__What to work on__: Where a line contains the string "Южно", copy that line.

>> START

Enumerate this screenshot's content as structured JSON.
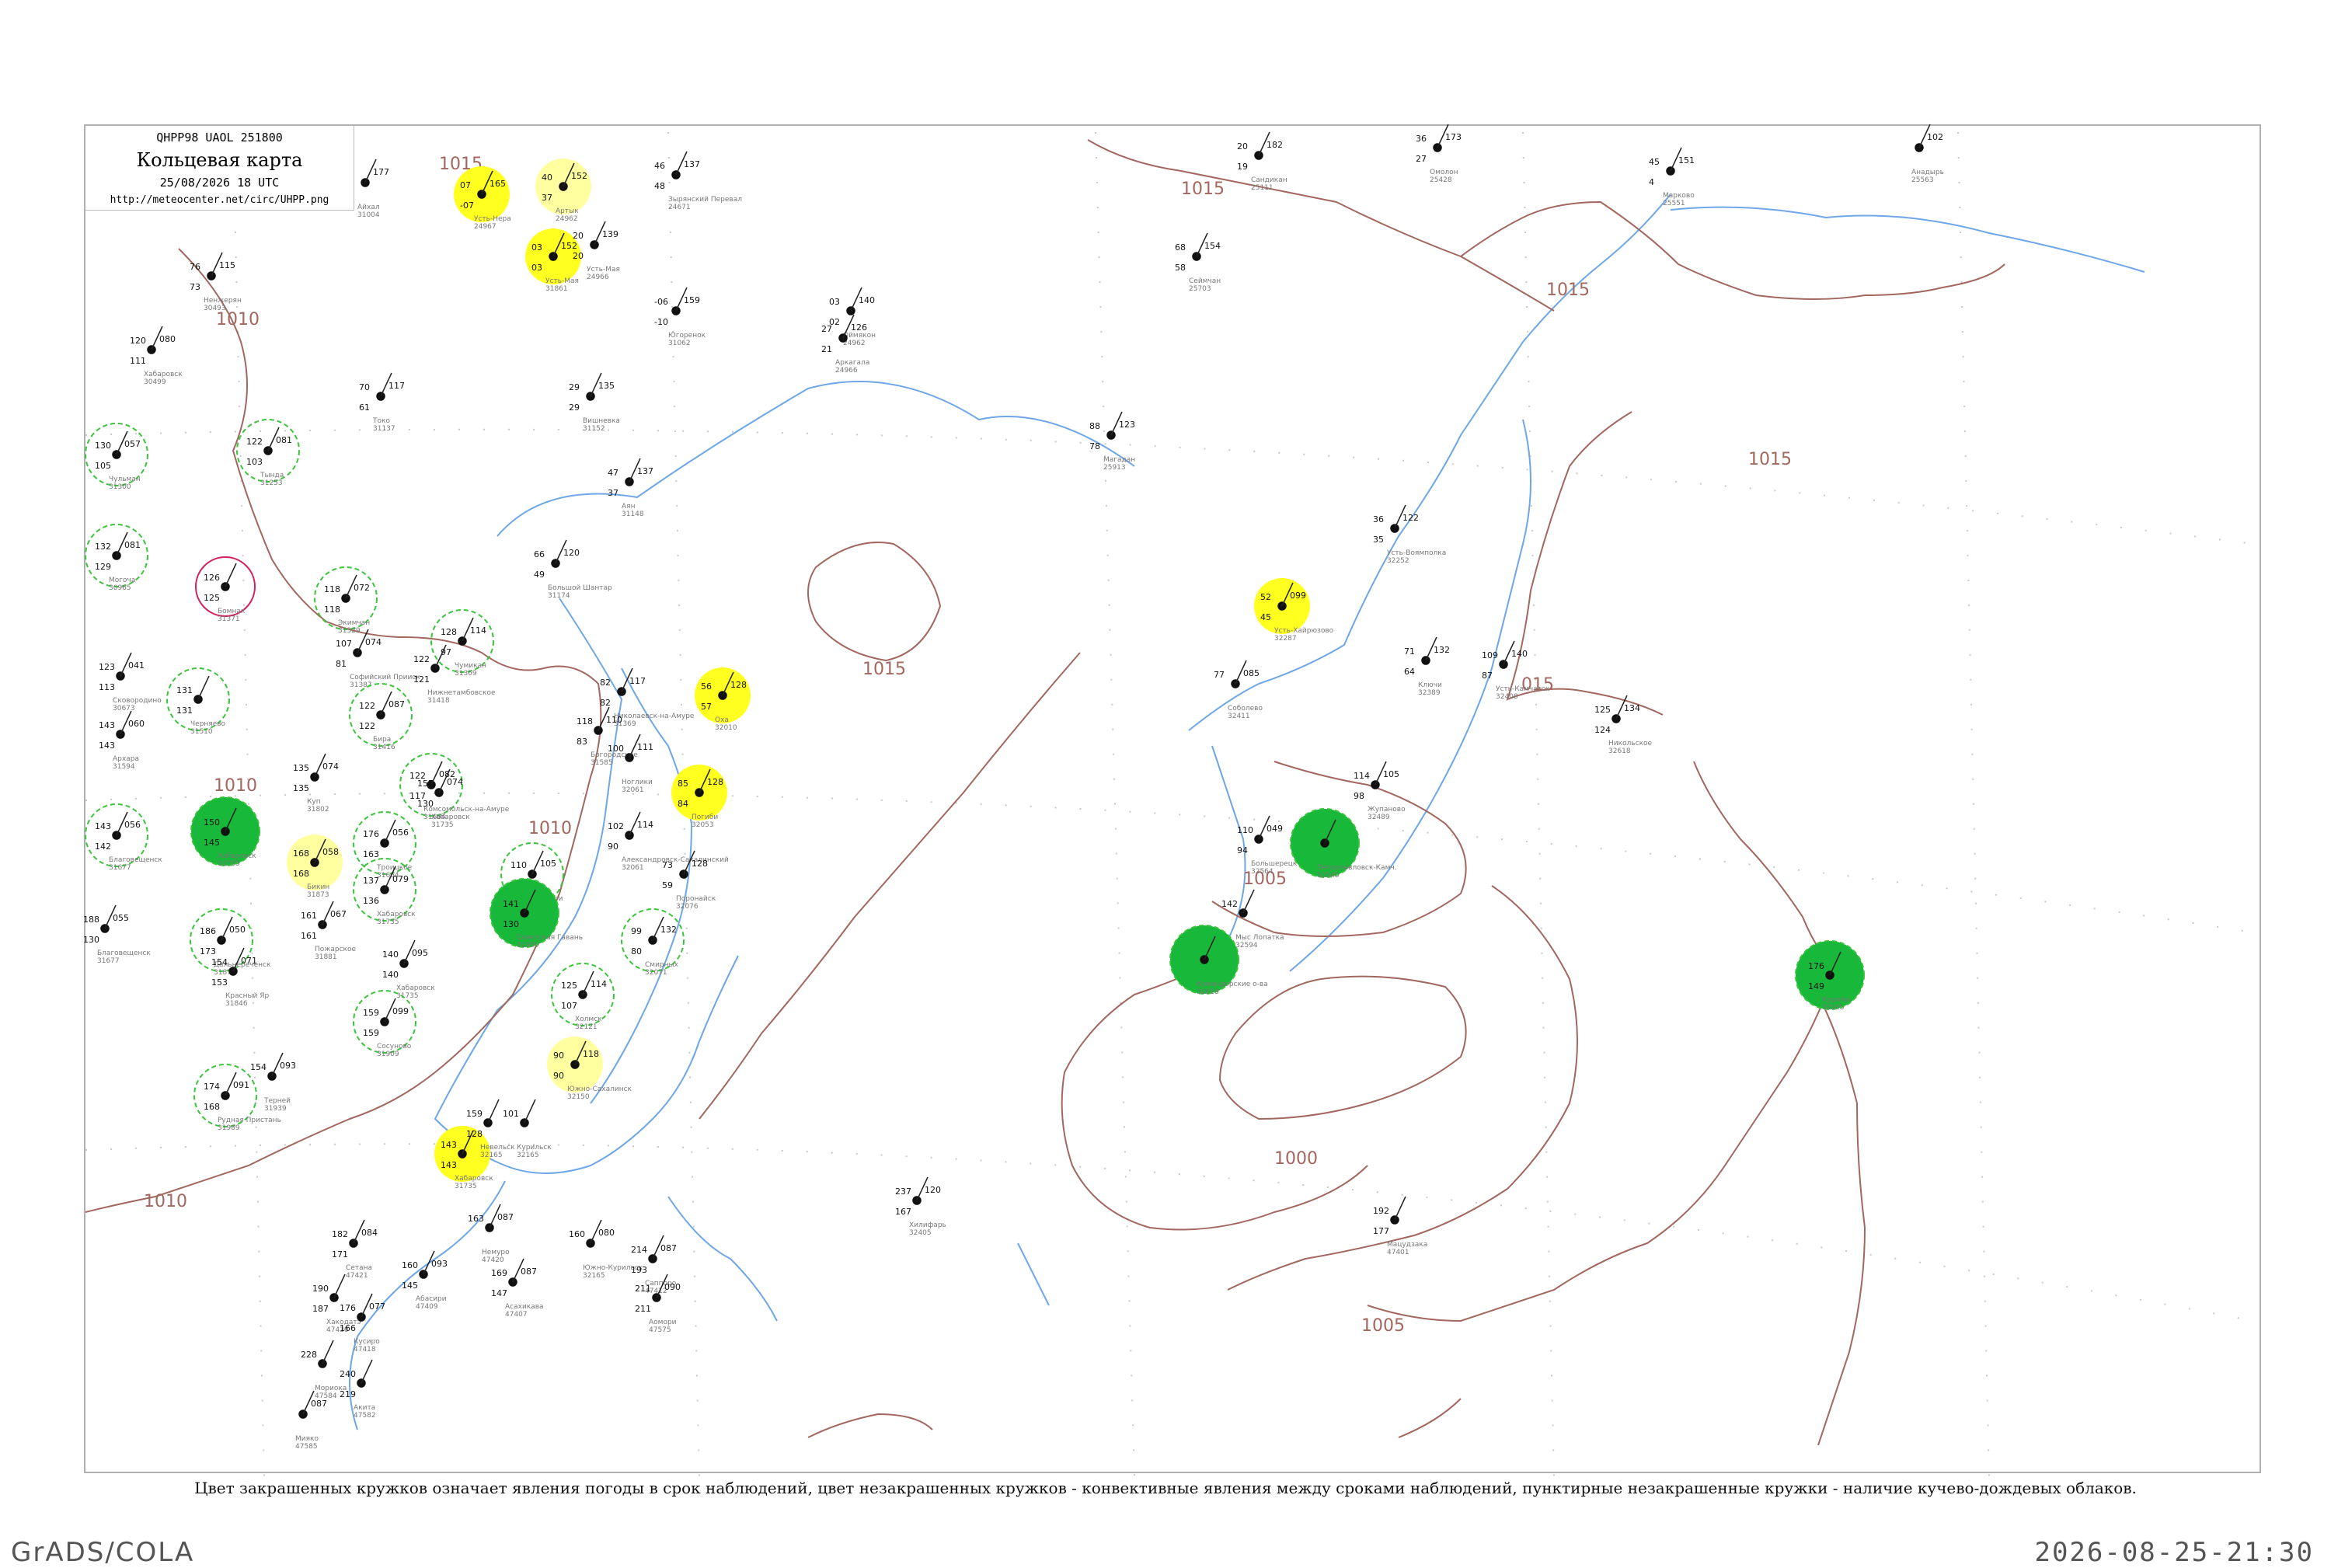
{
  "header": {
    "code": "QHPP98  UAOL  251800",
    "title": "Кольцевая карта",
    "datetime": "25/08/2026 18 UTC",
    "url": "http://meteocenter.net/circ/UHPP.png"
  },
  "caption": "Цвет закрашенных кружков означает явления погоды в срок наблюдений, цвет незакрашенных кружков - конвективные явления между сроками наблюдений, пунктирные незакрашенные кружки - наличие кучево-дождевых облаков.",
  "footer": {
    "left": "GrADS/COLA",
    "right": "2026-08-25-21:30"
  },
  "colors": {
    "isobar": "#a2675e",
    "coast": "#6ea6e8",
    "green_fill": "#18b83a",
    "yellow_fill": "#ffff20",
    "pale_yellow_fill": "#ffffa0",
    "red_fill": "#e8305a",
    "dashed_ring": "#3cc33c",
    "pink_ring": "#d02060"
  },
  "isobars": [
    {
      "label": "1015"
    },
    {
      "label": "1015"
    },
    {
      "label": "1015"
    },
    {
      "label": "1015"
    },
    {
      "label": "1015"
    },
    {
      "label": "1010"
    },
    {
      "label": "1010"
    },
    {
      "label": "1010"
    },
    {
      "label": "1010"
    },
    {
      "label": "1005"
    },
    {
      "label": "1005"
    },
    {
      "label": "1000"
    },
    {
      "label": "015"
    }
  ],
  "stations": [
    {
      "temp": "20",
      "pres": "182",
      "dew": "19",
      "name": "Сандикан",
      "id": "25111"
    },
    {
      "temp": "36",
      "pres": "173",
      "dew": "27",
      "name": "Омолон",
      "id": "25428"
    },
    {
      "temp": "45",
      "pres": "151",
      "dew": "4",
      "name": "Марково",
      "id": "25551"
    },
    {
      "temp": "",
      "pres": "102",
      "dew": "",
      "name": "Анадырь",
      "id": "25563"
    },
    {
      "temp": "46",
      "pres": "137",
      "dew": "48",
      "name": "Зырянский Перевал",
      "id": "24671"
    },
    {
      "temp": "68",
      "pres": "154",
      "dew": "58",
      "name": "Сеймчан",
      "id": "25703"
    },
    {
      "temp": "88",
      "pres": "123",
      "dew": "78",
      "name": "Магадан",
      "id": "25913"
    },
    {
      "temp": "04",
      "pres": "177",
      "dew": "01",
      "name": "Айхал",
      "id": "31004"
    },
    {
      "temp": "07",
      "pres": "165",
      "dew": "-07",
      "name": "Усть-Нера",
      "id": "24967"
    },
    {
      "temp": "40",
      "pres": "152",
      "dew": "37",
      "name": "Артык",
      "id": "24962"
    },
    {
      "temp": "03",
      "pres": "152",
      "dew": "03",
      "name": "Усть-Мая",
      "id": "31861"
    },
    {
      "temp": "20",
      "pres": "139",
      "dew": "20",
      "name": "Усть-Мая",
      "id": "24966"
    },
    {
      "temp": "76",
      "pres": "115",
      "dew": "73",
      "name": "Ненжерян",
      "id": "30493"
    },
    {
      "temp": "120",
      "pres": "080",
      "dew": "111",
      "name": "Хабаровск",
      "id": "30499"
    },
    {
      "temp": "03",
      "pres": "140",
      "dew": "02",
      "name": "Оймякон",
      "id": "24962"
    },
    {
      "temp": "27",
      "pres": "126",
      "dew": "21",
      "name": "Аркагала",
      "id": "24966"
    },
    {
      "temp": "-06",
      "pres": "159",
      "dew": "-10",
      "name": "Югоренок",
      "id": "31062"
    },
    {
      "temp": "70",
      "pres": "117",
      "dew": "61",
      "name": "Токо",
      "id": "31137"
    },
    {
      "temp": "29",
      "pres": "135",
      "dew": "29",
      "name": "Вишневка",
      "id": "31152"
    },
    {
      "temp": "130",
      "pres": "057",
      "dew": "105",
      "name": "Чульман",
      "id": "31300"
    },
    {
      "temp": "122",
      "pres": "081",
      "dew": "103",
      "name": "Тында",
      "id": "31253"
    },
    {
      "temp": "47",
      "pres": "137",
      "dew": "37",
      "name": "Аян",
      "id": "31148"
    },
    {
      "temp": "132",
      "pres": "081",
      "dew": "129",
      "name": "Могоча",
      "id": "30965"
    },
    {
      "temp": "126",
      "pres": "",
      "dew": "125",
      "name": "Бомнак",
      "id": "31371"
    },
    {
      "temp": "118",
      "pres": "072",
      "dew": "118",
      "name": "Экимчан",
      "id": "31329"
    },
    {
      "temp": "66",
      "pres": "120",
      "dew": "49",
      "name": "Большой Шантар",
      "id": "31174"
    },
    {
      "temp": "128",
      "pres": "114",
      "dew": "97",
      "name": "Чумикан",
      "id": "31369"
    },
    {
      "temp": "123",
      "pres": "041",
      "dew": "113",
      "name": "Сковородино",
      "id": "30673"
    },
    {
      "temp": "107",
      "pres": "074",
      "dew": "81",
      "name": "Софийский Прииск",
      "id": "31387"
    },
    {
      "temp": "131",
      "pres": "",
      "dew": "131",
      "name": "Черняево",
      "id": "31510"
    },
    {
      "temp": "143",
      "pres": "060",
      "dew": "143",
      "name": "Архара",
      "id": "31594"
    },
    {
      "temp": "122",
      "pres": "087",
      "dew": "122",
      "name": "Бира",
      "id": "31416"
    },
    {
      "temp": "122",
      "pres": "",
      "dew": "121",
      "name": "Нижнетамбовское",
      "id": "31418"
    },
    {
      "temp": "82",
      "pres": "117",
      "dew": "82",
      "name": "Николаевск-на-Амуре",
      "id": "31369"
    },
    {
      "temp": "56",
      "pres": "128",
      "dew": "57",
      "name": "Оха",
      "id": "32010"
    },
    {
      "temp": "118",
      "pres": "110",
      "dew": "83",
      "name": "Богородское",
      "id": "31585"
    },
    {
      "temp": "100",
      "pres": "111",
      "dew": "",
      "name": "Ноглики",
      "id": "32061"
    },
    {
      "temp": "85",
      "pres": "128",
      "dew": "84",
      "name": "Погиби",
      "id": "32053"
    },
    {
      "temp": "135",
      "pres": "074",
      "dew": "135",
      "name": "Куп",
      "id": "31802"
    },
    {
      "temp": "122",
      "pres": "082",
      "dew": "117",
      "name": "Комсомольск-на-Амуре",
      "id": "31664"
    },
    {
      "temp": "157",
      "pres": "074",
      "dew": "130",
      "name": "Хабаровск",
      "id": "31735"
    },
    {
      "temp": "143",
      "pres": "056",
      "dew": "142",
      "name": "Благовещенск",
      "id": "31677"
    },
    {
      "temp": "150",
      "pres": "",
      "dew": "145",
      "name": "Хабаровск",
      "id": "31735"
    },
    {
      "temp": "168",
      "pres": "058",
      "dew": "168",
      "name": "Бикин",
      "id": "31873"
    },
    {
      "temp": "176",
      "pres": "056",
      "dew": "163",
      "name": "Троицкое",
      "id": "31664"
    },
    {
      "temp": "137",
      "pres": "079",
      "dew": "136",
      "name": "Хабаровск",
      "id": "31735"
    },
    {
      "temp": "110",
      "pres": "105",
      "dew": "",
      "name": "Де-Кастри",
      "id": "31545"
    },
    {
      "temp": "141",
      "pres": "",
      "dew": "130",
      "name": "Советская Гавань",
      "id": "31959"
    },
    {
      "temp": "102",
      "pres": "114",
      "dew": "90",
      "name": "Александровск-Сахалинский",
      "id": "32061"
    },
    {
      "temp": "73",
      "pres": "128",
      "dew": "59",
      "name": "Поронайск",
      "id": "32076"
    },
    {
      "temp": "188",
      "pres": "055",
      "dew": "130",
      "name": "Благовещенск",
      "id": "31677"
    },
    {
      "temp": "161",
      "pres": "067",
      "dew": "161",
      "name": "Пожарское",
      "id": "31881"
    },
    {
      "temp": "186",
      "pres": "050",
      "dew": "173",
      "name": "Дальнереченск",
      "id": "31873"
    },
    {
      "temp": "154",
      "pres": "071",
      "dew": "153",
      "name": "Красный Яр",
      "id": "31846"
    },
    {
      "temp": "140",
      "pres": "095",
      "dew": "140",
      "name": "Хабаровск",
      "id": "31735"
    },
    {
      "temp": "99",
      "pres": "132",
      "dew": "80",
      "name": "Смирных",
      "id": "32071"
    },
    {
      "temp": "125",
      "pres": "114",
      "dew": "107",
      "name": "Холмск",
      "id": "32121"
    },
    {
      "temp": "90",
      "pres": "118",
      "dew": "90",
      "name": "Южно-Сахалинск",
      "id": "32150"
    },
    {
      "temp": "159",
      "pres": "099",
      "dew": "159",
      "name": "Сосуново",
      "id": "31909"
    },
    {
      "temp": "174",
      "pres": "091",
      "dew": "168",
      "name": "Рудная Пристань",
      "id": "31989"
    },
    {
      "temp": "154",
      "pres": "093",
      "dew": "",
      "name": "Терней",
      "id": "31939"
    },
    {
      "temp": "143",
      "pres": "",
      "dew": "143",
      "name": "Хабаровск",
      "id": "31735"
    },
    {
      "temp": "159",
      "pres": "",
      "dew": "128",
      "name": "Невельск",
      "id": "32165"
    },
    {
      "temp": "101",
      "pres": "",
      "dew": "",
      "name": "Курильск",
      "id": "32165"
    },
    {
      "temp": "52",
      "pres": "099",
      "dew": "45",
      "name": "Усть-Хайрюзово",
      "id": "32287"
    },
    {
      "temp": "36",
      "pres": "122",
      "dew": "35",
      "name": "Усть-Воямполка",
      "id": "32252"
    },
    {
      "temp": "71",
      "pres": "132",
      "dew": "64",
      "name": "Ключи",
      "id": "32389"
    },
    {
      "temp": "109",
      "pres": "140",
      "dew": "87",
      "name": "Усть-Камчатск",
      "id": "32408"
    },
    {
      "temp": "125",
      "pres": "134",
      "dew": "124",
      "name": "Никольское",
      "id": "32618"
    },
    {
      "temp": "77",
      "pres": "085",
      "dew": "",
      "name": "Соболево",
      "id": "32411"
    },
    {
      "temp": "114",
      "pres": "105",
      "dew": "98",
      "name": "Жупаново",
      "id": "32489"
    },
    {
      "temp": "110",
      "pres": "049",
      "dew": "94",
      "name": "Большерецк",
      "id": "32564"
    },
    {
      "temp": "",
      "pres": "",
      "dew": "",
      "name": "Петропавловск-Камч.",
      "id": "32540"
    },
    {
      "temp": "142",
      "pres": "",
      "dew": "",
      "name": "Мыс Лопатка",
      "id": "32594"
    },
    {
      "temp": "",
      "pres": "",
      "dew": "",
      "name": "Командорские о-ва",
      "id": "32618"
    },
    {
      "temp": "176",
      "pres": "",
      "dew": "149",
      "name": "Курилы",
      "id": "32165"
    },
    {
      "temp": "237",
      "pres": "120",
      "dew": "167",
      "name": "Хилифарь",
      "id": "32405"
    },
    {
      "temp": "192",
      "pres": "",
      "dew": "177",
      "name": "Мацудзака",
      "id": "47401"
    },
    {
      "temp": "182",
      "pres": "084",
      "dew": "171",
      "name": "Сетана",
      "id": "47421"
    },
    {
      "temp": "160",
      "pres": "093",
      "dew": "145",
      "name": "Абасири",
      "id": "47409"
    },
    {
      "temp": "163",
      "pres": "087",
      "dew": "",
      "name": "Немуро",
      "id": "47420"
    },
    {
      "temp": "169",
      "pres": "087",
      "dew": "147",
      "name": "Асахикава",
      "id": "47407"
    },
    {
      "temp": "160",
      "pres": "080",
      "dew": "",
      "name": "Южно-Курильск",
      "id": "32165"
    },
    {
      "temp": "214",
      "pres": "087",
      "dew": "193",
      "name": "Саппоро",
      "id": "47412"
    },
    {
      "temp": "190",
      "pres": "",
      "dew": "187",
      "name": "Хакодатэ",
      "id": "47430"
    },
    {
      "temp": "176",
      "pres": "077",
      "dew": "166",
      "name": "Кусиро",
      "id": "47418"
    },
    {
      "temp": "211",
      "pres": "090",
      "dew": "211",
      "name": "Аомори",
      "id": "47575"
    },
    {
      "temp": "228",
      "pres": "",
      "dew": "",
      "name": "Мориока",
      "id": "47584"
    },
    {
      "temp": "240",
      "pres": "",
      "dew": "219",
      "name": "Акита",
      "id": "47582"
    },
    {
      "temp": "",
      "pres": "087",
      "dew": "",
      "name": "Мияко",
      "id": "47585"
    }
  ]
}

>> END

__Written response__:
      "name": "Южно-Сахалинск",
      "name": "Южно-Курильск",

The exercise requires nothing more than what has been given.